◆ Problem statement: Please copy out the FET current-sensing post, starting with "It has been" and going on through "practical experience here.", and substitute "overcurrent" for "overload" throughout.

◆ Source document:
▼▼▼

It has been my experience that you will burn up FETs if you depend upon the MCU FW to close the loop between the detection of the current level and the removal of the FET drive signals upon overload detection. You are much better off to let specific circuitry do this that is capable of measuring the peak current levels allowed and provide cycle-by-cycle cutout on overload conditions. Speaking from practical experience here.

That now said let's concentrate on the measurement of the current sense output of the driver. An effective way that I have found to do this is to use a sample and hold chip. The input to the S/H is the current sense voltage output pin of the driver. The output in turn drives the A/D input of the MCU. The sample/hold control input is driven from a timed pulse that is derived from the PWM drive signal. It can be a good idea to delay the sample window to start part way into the active time of the PWM pulse after the initial transient has settled down some and the current becomes more stable. Another short delay can be used to generate the sample pulse width window for the S/H chip. At the termination of the sample pulse time it is appropriate to initiate the A/D conversion. It is best to utilize A/D conversion techniques where the start convert is driven from a logic signal derived from the sample window control signal. As long as the A/D converter can complete a conversion before the next PWM pulse starts everything will work out nicely. (If the conversion takes longer then it is necessary to add logic to keep the S/H chip from resampling on every single PWM pulse).

▲▲▲

◆ Rows:
▼▼▼

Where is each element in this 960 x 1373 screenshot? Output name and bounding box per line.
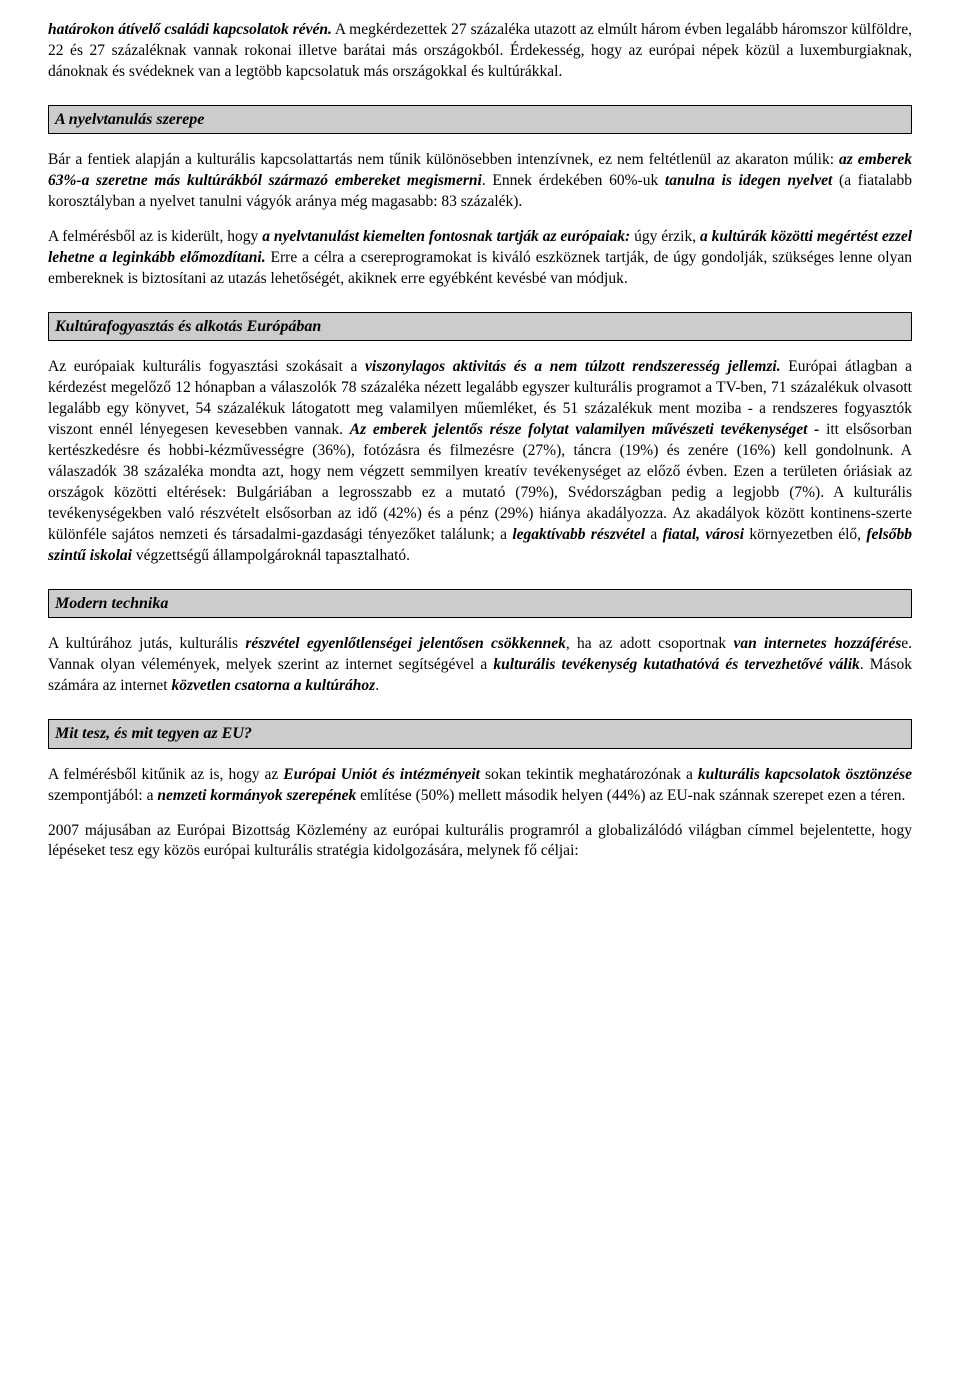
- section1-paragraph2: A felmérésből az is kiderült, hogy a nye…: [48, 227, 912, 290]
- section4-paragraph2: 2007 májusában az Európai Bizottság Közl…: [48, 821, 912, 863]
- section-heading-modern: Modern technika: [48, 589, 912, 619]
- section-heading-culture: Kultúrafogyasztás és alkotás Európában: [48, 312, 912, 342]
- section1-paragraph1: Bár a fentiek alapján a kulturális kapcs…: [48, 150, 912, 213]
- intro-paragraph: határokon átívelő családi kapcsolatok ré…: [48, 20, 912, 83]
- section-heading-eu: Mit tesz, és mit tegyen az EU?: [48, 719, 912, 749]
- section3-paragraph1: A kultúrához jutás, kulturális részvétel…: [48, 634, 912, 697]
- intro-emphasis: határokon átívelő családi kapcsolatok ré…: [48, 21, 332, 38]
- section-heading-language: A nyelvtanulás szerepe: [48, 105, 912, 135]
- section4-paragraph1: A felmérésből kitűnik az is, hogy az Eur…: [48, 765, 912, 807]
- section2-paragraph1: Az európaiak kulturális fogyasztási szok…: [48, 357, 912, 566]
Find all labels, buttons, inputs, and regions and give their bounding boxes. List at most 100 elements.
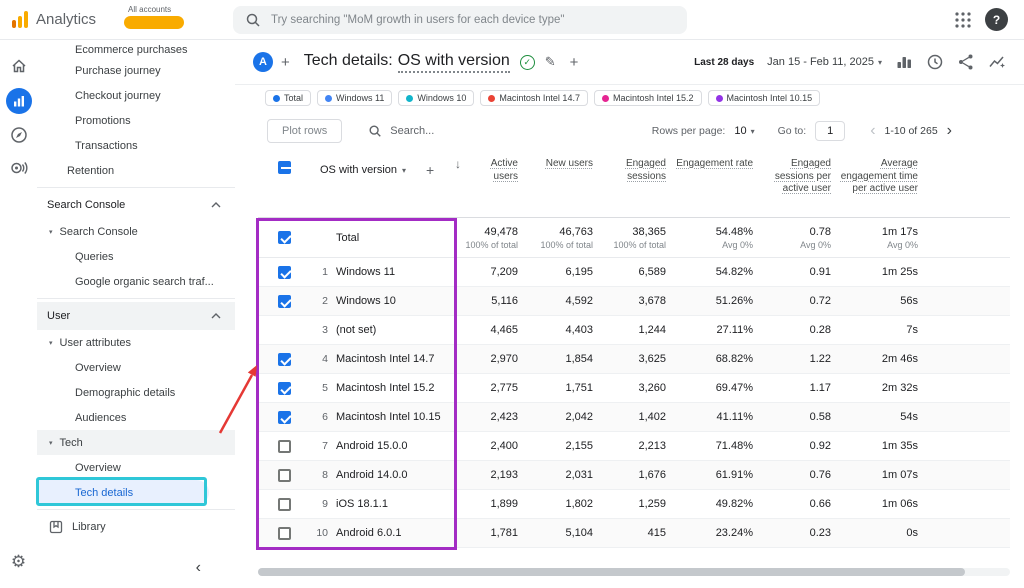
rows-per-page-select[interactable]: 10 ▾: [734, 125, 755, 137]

▲▲▲

◆ Finished answer:
It has been my experience that you will burn up FETs if you depend upon the MCU FW to close the loop between the detection of the current level and the removal of the FET drive signals upon overcurrent detection. You are much better off to let specific circuitry do this that is capable of measuring the peak current levels allowed and provide cycle-by-cycle cutout on overcurrent conditions. Speaking from practical experience here.